- _Requirement_
Quote the material below in full, every line word for word, with no changes.

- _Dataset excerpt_
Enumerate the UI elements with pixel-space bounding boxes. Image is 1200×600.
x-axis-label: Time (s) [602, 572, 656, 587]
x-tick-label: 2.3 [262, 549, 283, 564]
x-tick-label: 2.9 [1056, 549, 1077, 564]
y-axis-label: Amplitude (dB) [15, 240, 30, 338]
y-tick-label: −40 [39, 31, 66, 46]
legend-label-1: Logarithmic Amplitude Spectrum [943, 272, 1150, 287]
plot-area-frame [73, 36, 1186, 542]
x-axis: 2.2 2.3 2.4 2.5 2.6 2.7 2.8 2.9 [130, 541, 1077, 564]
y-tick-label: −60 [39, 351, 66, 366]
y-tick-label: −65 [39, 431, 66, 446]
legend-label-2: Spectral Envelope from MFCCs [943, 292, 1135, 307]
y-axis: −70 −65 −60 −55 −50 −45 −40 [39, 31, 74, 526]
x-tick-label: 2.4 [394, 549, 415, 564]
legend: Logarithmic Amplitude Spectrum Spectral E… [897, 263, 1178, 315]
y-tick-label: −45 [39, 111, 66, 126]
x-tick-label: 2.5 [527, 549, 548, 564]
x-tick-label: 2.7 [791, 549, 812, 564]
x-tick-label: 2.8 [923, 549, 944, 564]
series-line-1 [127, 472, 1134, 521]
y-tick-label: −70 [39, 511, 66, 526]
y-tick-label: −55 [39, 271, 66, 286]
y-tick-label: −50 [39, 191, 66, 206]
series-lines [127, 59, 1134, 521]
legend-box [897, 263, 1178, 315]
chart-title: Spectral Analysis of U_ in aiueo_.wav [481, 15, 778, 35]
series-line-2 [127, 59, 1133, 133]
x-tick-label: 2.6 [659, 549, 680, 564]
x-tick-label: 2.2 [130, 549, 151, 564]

- _Solution for this task_
Enumerate the UI elements with pixel-space bounding boxes. Image is 1200×600.
x-axis-label: Time (s) [602, 572, 656, 587]
x-tick-label: 2.3 [262, 549, 283, 564]
x-tick-label: 2.9 [1056, 549, 1077, 564]
y-axis-label: Amplitude (dB) [15, 240, 30, 338]
y-tick-label: −40 [39, 31, 66, 46]
legend-label-1: Logarithmic Amplitude Spectrum [943, 272, 1150, 287]
plot-area-frame [73, 36, 1186, 542]
x-axis: 2.2 2.3 2.4 2.5 2.6 2.7 2.8 2.9 [130, 541, 1077, 564]
y-tick-label: −60 [39, 351, 66, 366]
y-tick-label: −65 [39, 431, 66, 446]
legend-label-2: Spectral Envelope from MFCCs [943, 292, 1135, 307]
y-axis: −70 −65 −60 −55 −50 −45 −40 [39, 31, 74, 526]
x-tick-label: 2.4 [394, 549, 415, 564]
legend: Logarithmic Amplitude Spectrum Spectral E… [897, 263, 1178, 315]
y-tick-label: −45 [39, 111, 66, 126]
x-tick-label: 2.5 [527, 549, 548, 564]
x-tick-label: 2.7 [791, 549, 812, 564]
x-tick-label: 2.8 [923, 549, 944, 564]
series-line-1 [127, 472, 1134, 521]
y-tick-label: −70 [39, 511, 66, 526]
y-tick-label: −55 [39, 271, 66, 286]
y-tick-label: −50 [39, 191, 66, 206]
series-lines [127, 59, 1134, 521]
legend-box [897, 263, 1178, 315]
chart-title: Spectral Analysis of U_ in aiueo_.wav [481, 15, 778, 35]
series-line-2 [127, 59, 1133, 133]
x-tick-label: 2.6 [659, 549, 680, 564]
x-tick-label: 2.2 [130, 549, 151, 564]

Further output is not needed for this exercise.